TASK DATA start

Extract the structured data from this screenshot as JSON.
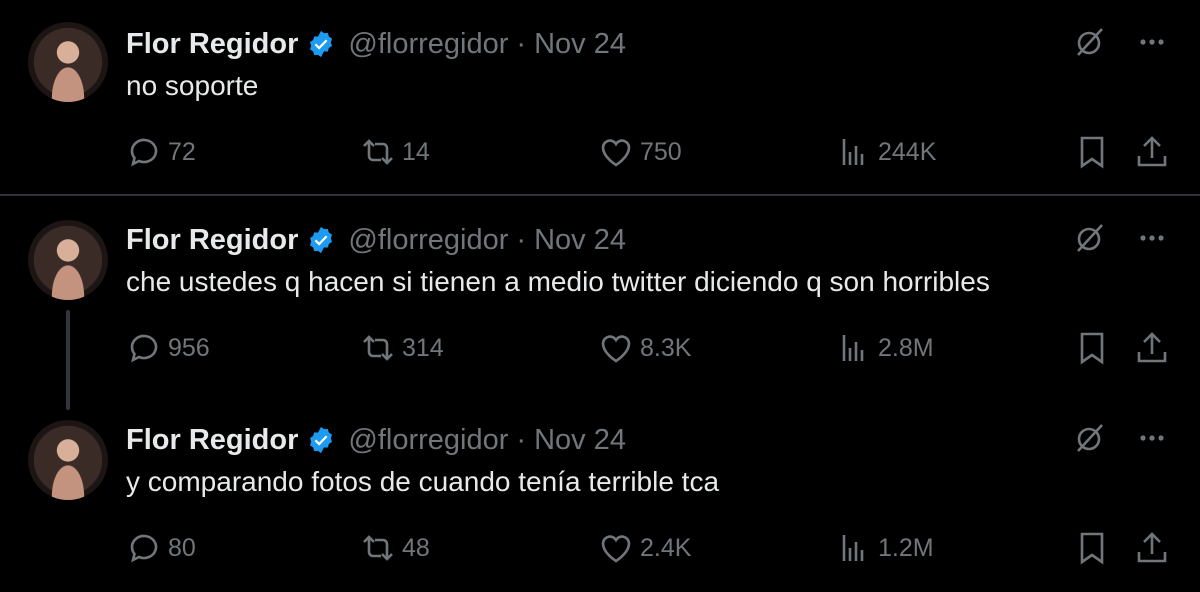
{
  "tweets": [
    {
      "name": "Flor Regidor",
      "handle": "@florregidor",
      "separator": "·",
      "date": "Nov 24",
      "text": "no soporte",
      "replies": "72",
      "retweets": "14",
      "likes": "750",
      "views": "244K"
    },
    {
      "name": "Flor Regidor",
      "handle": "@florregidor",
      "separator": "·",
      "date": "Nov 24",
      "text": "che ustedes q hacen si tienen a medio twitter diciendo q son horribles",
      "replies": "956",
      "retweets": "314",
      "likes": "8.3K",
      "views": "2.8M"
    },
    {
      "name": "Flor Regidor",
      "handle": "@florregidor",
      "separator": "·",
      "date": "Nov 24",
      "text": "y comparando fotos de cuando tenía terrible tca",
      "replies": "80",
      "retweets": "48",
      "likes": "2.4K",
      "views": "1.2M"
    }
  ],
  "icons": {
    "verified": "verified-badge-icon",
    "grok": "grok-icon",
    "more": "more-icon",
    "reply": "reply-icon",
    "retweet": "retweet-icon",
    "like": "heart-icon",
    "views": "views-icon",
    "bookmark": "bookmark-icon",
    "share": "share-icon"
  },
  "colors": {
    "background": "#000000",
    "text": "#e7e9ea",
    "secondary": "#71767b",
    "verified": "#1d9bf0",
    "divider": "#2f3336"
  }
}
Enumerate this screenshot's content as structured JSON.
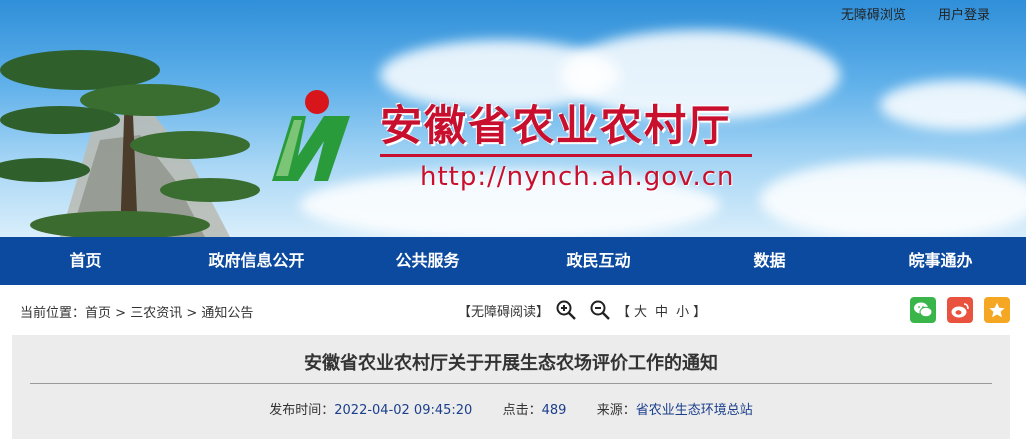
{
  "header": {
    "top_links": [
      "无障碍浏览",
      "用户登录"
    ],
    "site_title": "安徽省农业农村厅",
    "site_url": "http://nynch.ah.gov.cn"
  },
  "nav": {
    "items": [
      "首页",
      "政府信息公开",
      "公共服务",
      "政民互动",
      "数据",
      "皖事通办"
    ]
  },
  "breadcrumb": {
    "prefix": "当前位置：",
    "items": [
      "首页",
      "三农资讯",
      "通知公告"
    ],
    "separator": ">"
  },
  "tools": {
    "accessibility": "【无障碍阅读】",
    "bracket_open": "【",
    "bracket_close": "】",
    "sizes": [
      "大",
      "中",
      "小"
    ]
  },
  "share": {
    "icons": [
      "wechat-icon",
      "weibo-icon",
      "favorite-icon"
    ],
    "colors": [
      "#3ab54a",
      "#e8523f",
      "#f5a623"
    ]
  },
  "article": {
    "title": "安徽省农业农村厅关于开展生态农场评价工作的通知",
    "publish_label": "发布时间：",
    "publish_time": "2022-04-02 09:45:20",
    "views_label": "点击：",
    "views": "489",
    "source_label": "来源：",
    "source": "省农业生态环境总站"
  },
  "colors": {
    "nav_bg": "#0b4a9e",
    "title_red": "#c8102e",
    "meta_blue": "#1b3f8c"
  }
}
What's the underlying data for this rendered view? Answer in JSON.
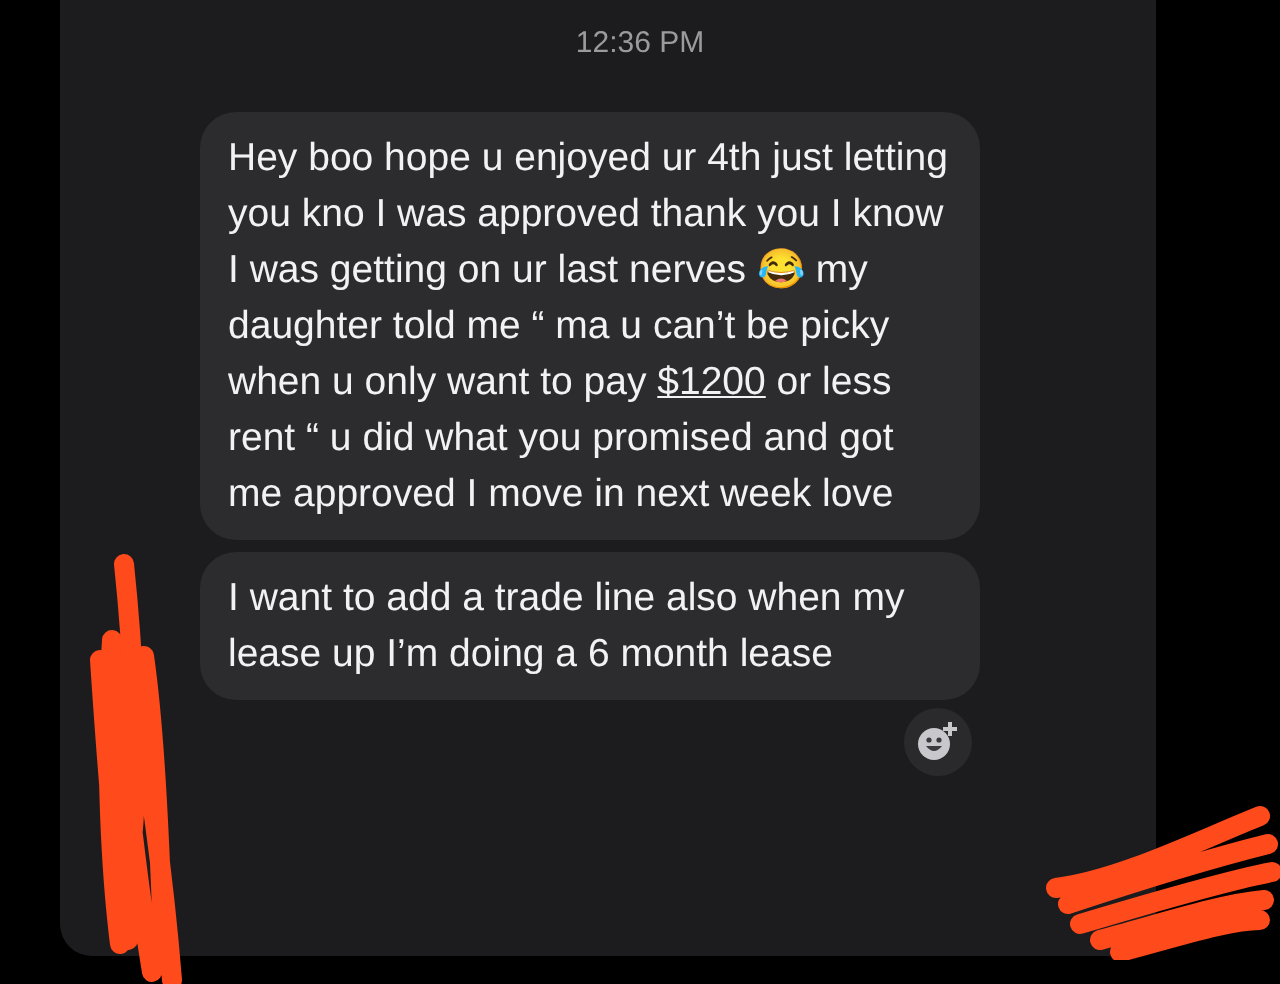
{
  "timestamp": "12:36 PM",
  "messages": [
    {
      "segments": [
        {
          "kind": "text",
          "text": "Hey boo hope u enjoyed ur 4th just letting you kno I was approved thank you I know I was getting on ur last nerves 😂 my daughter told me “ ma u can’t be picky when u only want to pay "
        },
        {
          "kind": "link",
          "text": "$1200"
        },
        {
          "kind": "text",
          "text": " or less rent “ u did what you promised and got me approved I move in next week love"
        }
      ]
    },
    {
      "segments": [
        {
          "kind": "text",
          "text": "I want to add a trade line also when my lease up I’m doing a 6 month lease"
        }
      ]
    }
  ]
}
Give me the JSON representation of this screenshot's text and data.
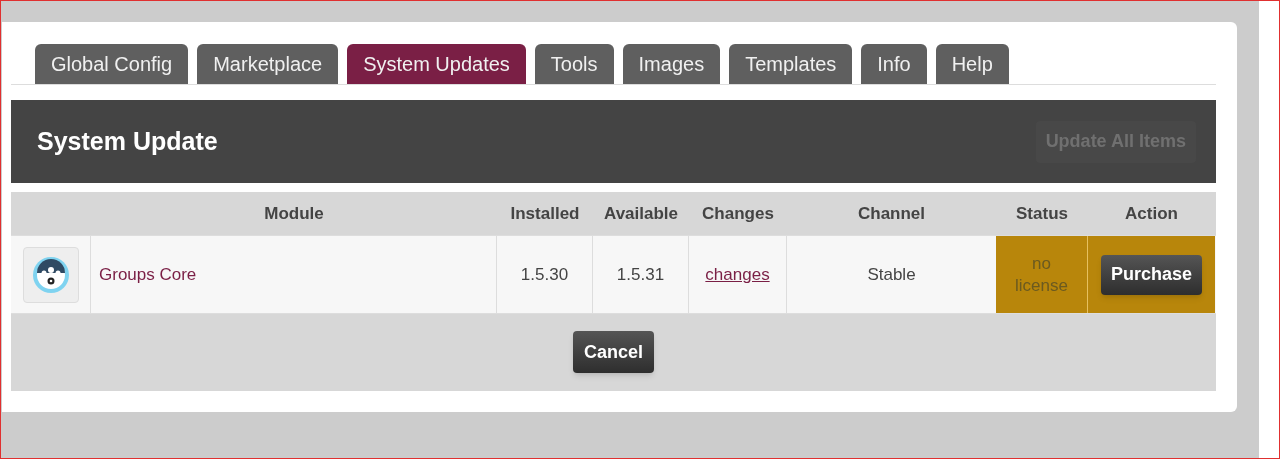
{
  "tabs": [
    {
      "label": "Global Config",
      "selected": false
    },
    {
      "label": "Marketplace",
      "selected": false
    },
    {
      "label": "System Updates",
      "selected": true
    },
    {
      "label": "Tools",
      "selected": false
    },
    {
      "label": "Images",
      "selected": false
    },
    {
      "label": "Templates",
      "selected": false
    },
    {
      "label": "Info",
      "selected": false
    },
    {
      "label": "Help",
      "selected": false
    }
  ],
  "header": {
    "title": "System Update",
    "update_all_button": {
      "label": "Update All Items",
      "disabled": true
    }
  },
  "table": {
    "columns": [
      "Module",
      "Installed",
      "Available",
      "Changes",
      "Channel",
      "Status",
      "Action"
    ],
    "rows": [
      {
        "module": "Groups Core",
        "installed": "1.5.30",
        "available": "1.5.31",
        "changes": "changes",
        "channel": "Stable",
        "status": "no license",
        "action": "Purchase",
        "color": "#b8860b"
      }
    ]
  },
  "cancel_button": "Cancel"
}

TASK DATA end

## DO THIS
Leave out every picture and copy the rest of the records exactly.

## SOLUTION FOR THIS TASK
Extract the structured data from this screenshot as JSON.
{
  "tweets": [
    {
      "name": "Flor Regidor",
      "handle": "@florregidor",
      "separator": "·",
      "date": "Nov 24",
      "text": "no soporte",
      "replies": "72",
      "retweets": "14",
      "likes": "750",
      "views": "244K"
    },
    {
      "name": "Flor Regidor",
      "handle": "@florregidor",
      "separator": "·",
      "date": "Nov 24",
      "text": "che ustedes q hacen si tienen a medio twitter diciendo q son horribles",
      "replies": "956",
      "retweets": "314",
      "likes": "8.3K",
      "views": "2.8M"
    },
    {
      "name": "Flor Regidor",
      "handle": "@florregidor",
      "separator": "·",
      "date": "Nov 24",
      "text": "y comparando fotos de cuando tenía terrible tca",
      "replies": "80",
      "retweets": "48",
      "likes": "2.4K",
      "views": "1.2M"
    }
  ],
  "icons": {
    "verified": "verified-badge-icon",
    "grok": "grok-icon",
    "more": "more-icon",
    "reply": "reply-icon",
    "retweet": "retweet-icon",
    "like": "heart-icon",
    "views": "views-icon",
    "bookmark": "bookmark-icon",
    "share": "share-icon"
  },
  "colors": {
    "background": "#000000",
    "text": "#e7e9ea",
    "secondary": "#71767b",
    "verified": "#1d9bf0",
    "divider": "#2f3336"
  }
}
Enumerate this screenshot's content as structured JSON.
{
  "header": {
    "top_links": [
      "无障碍浏览",
      "用户登录"
    ],
    "site_title": "安徽省农业农村厅",
    "site_url": "http://nynch.ah.gov.cn"
  },
  "nav": {
    "items": [
      "首页",
      "政府信息公开",
      "公共服务",
      "政民互动",
      "数据",
      "皖事通办"
    ]
  },
  "breadcrumb": {
    "prefix": "当前位置：",
    "items": [
      "首页",
      "三农资讯",
      "通知公告"
    ],
    "separator": ">"
  },
  "tools": {
    "accessibility": "【无障碍阅读】",
    "bracket_open": "【",
    "bracket_close": "】",
    "sizes": [
      "大",
      "中",
      "小"
    ]
  },
  "share": {
    "icons": [
      "wechat-icon",
      "weibo-icon",
      "favorite-icon"
    ],
    "colors": [
      "#3ab54a",
      "#e8523f",
      "#f5a623"
    ]
  },
  "article": {
    "title": "安徽省农业农村厅关于开展生态农场评价工作的通知",
    "publish_label": "发布时间：",
    "publish_time": "2022-04-02 09:45:20",
    "views_label": "点击：",
    "views": "489",
    "source_label": "来源：",
    "source": "省农业生态环境总站"
  },
  "colors": {
    "nav_bg": "#0b4a9e",
    "title_red": "#c8102e",
    "meta_blue": "#1b3f8c"
  }
}
What's the underlying data for this rendered view? Answer in JSON.
{
  "timestamp": "12:36 PM",
  "messages": [
    {
      "segments": [
        {
          "kind": "text",
          "text": "Hey boo hope u enjoyed ur 4th just letting you kno I was approved thank you I know I was getting on ur last nerves 😂 my daughter told me “ ma u can’t be picky when u only want to pay "
        },
        {
          "kind": "link",
          "text": "$1200"
        },
        {
          "kind": "text",
          "text": " or less rent “ u did what you promised and got me approved I move in next week love"
        }
      ]
    },
    {
      "segments": [
        {
          "kind": "text",
          "text": "I want to add a trade line also when my lease up I’m doing a 6 month lease"
        }
      ]
    }
  ]
}
Give me the JSON representation of this screenshot's text and data.
{
  "tabs": [
    {
      "label": "Global Config",
      "selected": false
    },
    {
      "label": "Marketplace",
      "selected": false
    },
    {
      "label": "System Updates",
      "selected": true
    },
    {
      "label": "Tools",
      "selected": false
    },
    {
      "label": "Images",
      "selected": false
    },
    {
      "label": "Templates",
      "selected": false
    },
    {
      "label": "Info",
      "selected": false
    },
    {
      "label": "Help",
      "selected": false
    }
  ],
  "header": {
    "title": "System Update",
    "update_all_button": {
      "label": "Update All Items",
      "disabled": true
    }
  },
  "table": {
    "columns": [
      "Module",
      "Installed",
      "Available",
      "Changes",
      "Channel",
      "Status",
      "Action"
    ],
    "rows": [
      {
        "module": "Groups Core",
        "installed": "1.5.30",
        "available": "1.5.31",
        "changes": "changes",
        "channel": "Stable",
        "status": "no license",
        "action": "Purchase",
        "color": "#b8860b"
      }
    ]
  },
  "cancel_button": "Cancel"
}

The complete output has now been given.